[Start RAW RECORDS]
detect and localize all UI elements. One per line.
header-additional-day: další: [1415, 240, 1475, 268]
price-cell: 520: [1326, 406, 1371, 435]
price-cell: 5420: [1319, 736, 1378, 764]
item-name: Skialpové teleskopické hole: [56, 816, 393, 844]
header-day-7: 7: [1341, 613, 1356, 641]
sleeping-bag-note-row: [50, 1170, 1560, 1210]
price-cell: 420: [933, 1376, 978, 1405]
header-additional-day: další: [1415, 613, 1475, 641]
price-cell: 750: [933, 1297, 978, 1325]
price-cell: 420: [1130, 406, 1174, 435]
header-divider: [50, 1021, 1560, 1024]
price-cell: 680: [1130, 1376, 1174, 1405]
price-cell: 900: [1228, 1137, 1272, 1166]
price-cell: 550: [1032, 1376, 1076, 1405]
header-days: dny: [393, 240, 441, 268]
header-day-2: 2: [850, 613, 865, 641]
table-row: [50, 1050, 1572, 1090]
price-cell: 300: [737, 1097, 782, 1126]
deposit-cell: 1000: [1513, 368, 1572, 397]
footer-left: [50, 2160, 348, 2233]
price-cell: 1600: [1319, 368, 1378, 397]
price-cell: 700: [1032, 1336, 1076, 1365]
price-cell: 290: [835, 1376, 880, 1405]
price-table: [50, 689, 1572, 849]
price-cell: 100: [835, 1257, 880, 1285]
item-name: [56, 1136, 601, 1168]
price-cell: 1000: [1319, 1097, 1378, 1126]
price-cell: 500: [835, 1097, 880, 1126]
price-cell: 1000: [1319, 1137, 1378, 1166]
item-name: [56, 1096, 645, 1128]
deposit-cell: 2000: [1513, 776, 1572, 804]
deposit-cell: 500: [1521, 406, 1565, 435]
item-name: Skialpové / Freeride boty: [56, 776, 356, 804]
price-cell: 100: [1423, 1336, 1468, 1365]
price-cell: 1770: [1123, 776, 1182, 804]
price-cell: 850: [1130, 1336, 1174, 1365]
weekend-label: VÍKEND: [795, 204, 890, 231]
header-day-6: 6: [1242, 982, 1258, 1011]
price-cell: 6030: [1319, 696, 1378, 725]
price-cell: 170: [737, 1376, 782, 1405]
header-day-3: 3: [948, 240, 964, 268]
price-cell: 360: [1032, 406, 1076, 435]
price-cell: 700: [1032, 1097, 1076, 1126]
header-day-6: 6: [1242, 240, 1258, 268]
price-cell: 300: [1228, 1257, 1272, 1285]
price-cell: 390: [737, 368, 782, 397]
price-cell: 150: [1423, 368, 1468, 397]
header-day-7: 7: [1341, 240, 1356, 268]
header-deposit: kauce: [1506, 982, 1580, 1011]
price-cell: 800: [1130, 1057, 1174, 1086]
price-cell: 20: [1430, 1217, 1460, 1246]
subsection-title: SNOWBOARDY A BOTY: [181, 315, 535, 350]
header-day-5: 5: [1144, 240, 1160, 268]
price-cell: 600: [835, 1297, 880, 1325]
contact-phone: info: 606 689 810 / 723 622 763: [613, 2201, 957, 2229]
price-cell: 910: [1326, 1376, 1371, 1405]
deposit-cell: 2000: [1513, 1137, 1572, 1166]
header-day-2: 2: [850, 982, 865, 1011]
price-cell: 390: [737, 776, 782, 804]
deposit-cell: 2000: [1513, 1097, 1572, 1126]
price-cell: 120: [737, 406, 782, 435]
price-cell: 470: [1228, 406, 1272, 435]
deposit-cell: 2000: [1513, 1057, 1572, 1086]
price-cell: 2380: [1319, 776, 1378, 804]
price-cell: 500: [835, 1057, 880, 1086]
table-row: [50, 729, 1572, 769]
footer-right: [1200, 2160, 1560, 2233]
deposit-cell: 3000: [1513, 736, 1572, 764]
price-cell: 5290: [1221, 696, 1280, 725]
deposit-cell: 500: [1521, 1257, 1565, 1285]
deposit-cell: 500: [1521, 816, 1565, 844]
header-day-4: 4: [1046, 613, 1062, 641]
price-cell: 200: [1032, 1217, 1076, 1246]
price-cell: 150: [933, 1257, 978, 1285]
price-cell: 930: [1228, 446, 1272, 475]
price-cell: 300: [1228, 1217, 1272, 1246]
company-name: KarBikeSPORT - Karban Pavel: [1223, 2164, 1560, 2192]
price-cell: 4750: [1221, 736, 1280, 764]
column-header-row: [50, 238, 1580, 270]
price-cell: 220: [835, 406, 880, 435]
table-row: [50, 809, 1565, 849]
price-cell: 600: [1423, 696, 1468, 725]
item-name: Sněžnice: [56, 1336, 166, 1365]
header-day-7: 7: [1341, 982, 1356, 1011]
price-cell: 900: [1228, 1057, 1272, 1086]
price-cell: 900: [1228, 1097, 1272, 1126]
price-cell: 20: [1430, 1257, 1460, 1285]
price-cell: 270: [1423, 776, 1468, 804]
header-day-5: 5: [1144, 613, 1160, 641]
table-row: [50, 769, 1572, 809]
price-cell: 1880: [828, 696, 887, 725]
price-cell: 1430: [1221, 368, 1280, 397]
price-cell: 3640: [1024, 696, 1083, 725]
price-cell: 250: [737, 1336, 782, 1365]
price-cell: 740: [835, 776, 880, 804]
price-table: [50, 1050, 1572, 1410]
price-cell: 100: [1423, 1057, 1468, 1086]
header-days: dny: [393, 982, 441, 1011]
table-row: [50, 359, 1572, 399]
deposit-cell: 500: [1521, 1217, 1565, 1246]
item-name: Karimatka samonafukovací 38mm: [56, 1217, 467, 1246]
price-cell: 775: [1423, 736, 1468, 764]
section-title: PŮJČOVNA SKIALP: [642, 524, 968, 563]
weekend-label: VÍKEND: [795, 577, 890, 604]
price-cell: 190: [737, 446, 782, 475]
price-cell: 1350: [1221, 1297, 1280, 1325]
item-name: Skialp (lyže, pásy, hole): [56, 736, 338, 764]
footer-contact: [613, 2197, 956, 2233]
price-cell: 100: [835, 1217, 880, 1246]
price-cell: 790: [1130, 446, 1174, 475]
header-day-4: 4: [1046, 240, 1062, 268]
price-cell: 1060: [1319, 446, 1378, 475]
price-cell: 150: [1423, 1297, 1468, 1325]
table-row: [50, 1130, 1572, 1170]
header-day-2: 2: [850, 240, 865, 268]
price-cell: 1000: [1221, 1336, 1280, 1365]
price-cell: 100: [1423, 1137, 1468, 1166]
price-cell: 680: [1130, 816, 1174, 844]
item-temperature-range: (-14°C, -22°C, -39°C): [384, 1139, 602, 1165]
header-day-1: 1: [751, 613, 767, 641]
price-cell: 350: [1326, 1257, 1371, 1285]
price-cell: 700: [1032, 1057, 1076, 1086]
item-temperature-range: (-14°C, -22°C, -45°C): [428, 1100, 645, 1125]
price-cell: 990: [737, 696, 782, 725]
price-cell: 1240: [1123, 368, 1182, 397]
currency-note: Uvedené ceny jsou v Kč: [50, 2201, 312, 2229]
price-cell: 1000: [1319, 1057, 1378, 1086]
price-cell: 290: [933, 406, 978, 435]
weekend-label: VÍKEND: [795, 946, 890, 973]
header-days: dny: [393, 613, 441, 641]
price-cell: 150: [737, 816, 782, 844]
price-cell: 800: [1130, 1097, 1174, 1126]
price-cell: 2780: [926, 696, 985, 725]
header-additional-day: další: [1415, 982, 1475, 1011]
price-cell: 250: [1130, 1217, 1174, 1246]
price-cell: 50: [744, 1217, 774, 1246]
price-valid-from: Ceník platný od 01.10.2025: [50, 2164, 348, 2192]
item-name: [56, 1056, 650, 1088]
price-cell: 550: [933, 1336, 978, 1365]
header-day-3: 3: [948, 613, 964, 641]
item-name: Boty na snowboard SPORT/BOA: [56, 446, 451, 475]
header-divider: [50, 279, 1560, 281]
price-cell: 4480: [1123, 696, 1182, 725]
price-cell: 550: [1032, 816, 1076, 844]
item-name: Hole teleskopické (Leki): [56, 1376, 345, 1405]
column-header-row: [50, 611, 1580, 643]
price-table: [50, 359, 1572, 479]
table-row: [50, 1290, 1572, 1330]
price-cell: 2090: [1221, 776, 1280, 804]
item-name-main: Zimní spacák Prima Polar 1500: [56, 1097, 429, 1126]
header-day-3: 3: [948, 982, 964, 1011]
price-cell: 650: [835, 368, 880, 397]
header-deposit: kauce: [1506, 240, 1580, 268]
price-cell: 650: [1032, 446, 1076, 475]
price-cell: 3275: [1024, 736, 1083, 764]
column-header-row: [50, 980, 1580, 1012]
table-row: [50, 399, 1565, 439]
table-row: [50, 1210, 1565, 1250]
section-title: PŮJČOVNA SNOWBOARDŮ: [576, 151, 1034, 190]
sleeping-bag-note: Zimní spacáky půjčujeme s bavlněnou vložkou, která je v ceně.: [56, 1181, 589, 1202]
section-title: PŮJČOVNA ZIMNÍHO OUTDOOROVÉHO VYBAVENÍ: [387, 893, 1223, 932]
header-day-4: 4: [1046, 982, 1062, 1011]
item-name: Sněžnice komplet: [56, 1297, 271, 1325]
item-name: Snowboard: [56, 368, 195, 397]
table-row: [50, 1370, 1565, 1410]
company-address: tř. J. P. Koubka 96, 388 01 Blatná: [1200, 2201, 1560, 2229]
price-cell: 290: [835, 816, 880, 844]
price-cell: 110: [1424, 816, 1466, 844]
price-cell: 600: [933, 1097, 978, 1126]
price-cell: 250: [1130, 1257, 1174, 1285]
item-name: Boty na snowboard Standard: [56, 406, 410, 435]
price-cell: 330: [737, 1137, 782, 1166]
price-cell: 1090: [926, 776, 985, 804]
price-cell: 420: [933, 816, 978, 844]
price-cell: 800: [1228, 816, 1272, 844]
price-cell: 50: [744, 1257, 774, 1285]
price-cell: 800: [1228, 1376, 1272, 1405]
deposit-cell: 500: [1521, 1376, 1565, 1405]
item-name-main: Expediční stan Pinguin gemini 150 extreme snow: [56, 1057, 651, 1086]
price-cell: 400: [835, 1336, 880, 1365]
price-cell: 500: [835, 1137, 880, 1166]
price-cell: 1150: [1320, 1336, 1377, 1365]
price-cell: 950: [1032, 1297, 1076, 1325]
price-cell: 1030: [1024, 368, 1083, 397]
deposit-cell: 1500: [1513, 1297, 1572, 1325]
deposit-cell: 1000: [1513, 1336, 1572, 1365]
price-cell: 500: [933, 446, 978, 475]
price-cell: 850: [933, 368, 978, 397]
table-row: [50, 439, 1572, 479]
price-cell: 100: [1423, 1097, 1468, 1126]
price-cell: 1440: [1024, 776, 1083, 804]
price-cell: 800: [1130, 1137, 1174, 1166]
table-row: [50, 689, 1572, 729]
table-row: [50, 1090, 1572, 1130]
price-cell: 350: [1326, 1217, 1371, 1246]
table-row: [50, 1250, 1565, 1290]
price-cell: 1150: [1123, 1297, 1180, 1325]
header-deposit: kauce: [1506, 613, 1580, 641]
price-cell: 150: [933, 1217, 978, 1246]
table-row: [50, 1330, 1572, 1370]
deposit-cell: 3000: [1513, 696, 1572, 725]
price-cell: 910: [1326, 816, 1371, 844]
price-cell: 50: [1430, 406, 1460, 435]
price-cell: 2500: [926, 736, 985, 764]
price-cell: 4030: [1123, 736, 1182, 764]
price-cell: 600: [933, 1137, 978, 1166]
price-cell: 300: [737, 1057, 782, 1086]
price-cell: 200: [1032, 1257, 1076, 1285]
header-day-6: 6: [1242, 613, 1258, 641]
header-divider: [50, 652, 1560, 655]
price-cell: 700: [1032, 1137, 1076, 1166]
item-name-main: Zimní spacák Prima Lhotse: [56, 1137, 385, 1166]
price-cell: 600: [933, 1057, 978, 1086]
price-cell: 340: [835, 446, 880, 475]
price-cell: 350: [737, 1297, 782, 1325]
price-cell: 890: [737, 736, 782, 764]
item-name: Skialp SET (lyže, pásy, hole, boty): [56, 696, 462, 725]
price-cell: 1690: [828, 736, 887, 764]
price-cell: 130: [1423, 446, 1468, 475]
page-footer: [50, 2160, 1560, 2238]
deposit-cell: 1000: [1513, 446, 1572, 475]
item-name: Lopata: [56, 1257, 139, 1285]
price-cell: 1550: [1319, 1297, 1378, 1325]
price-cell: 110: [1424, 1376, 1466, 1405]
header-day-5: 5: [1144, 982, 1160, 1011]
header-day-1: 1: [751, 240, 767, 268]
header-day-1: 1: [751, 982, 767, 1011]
[End RAW RECORDS]
_EXERCISE PROMPT_
Copy the material word for word from its first line down to and including the line that contains "price-cell: 680: [1130, 1376, 1174, 1405]".

_THE REPLY_
detect and localize all UI elements. One per line.
header-additional-day: další: [1415, 240, 1475, 268]
price-cell: 520: [1326, 406, 1371, 435]
price-cell: 5420: [1319, 736, 1378, 764]
item-name: Skialpové teleskopické hole: [56, 816, 393, 844]
header-day-7: 7: [1341, 613, 1356, 641]
sleeping-bag-note-row: [50, 1170, 1560, 1210]
price-cell: 420: [933, 1376, 978, 1405]
header-additional-day: další: [1415, 613, 1475, 641]
price-cell: 750: [933, 1297, 978, 1325]
price-cell: 420: [1130, 406, 1174, 435]
header-divider: [50, 1021, 1560, 1024]
price-cell: 680: [1130, 1376, 1174, 1405]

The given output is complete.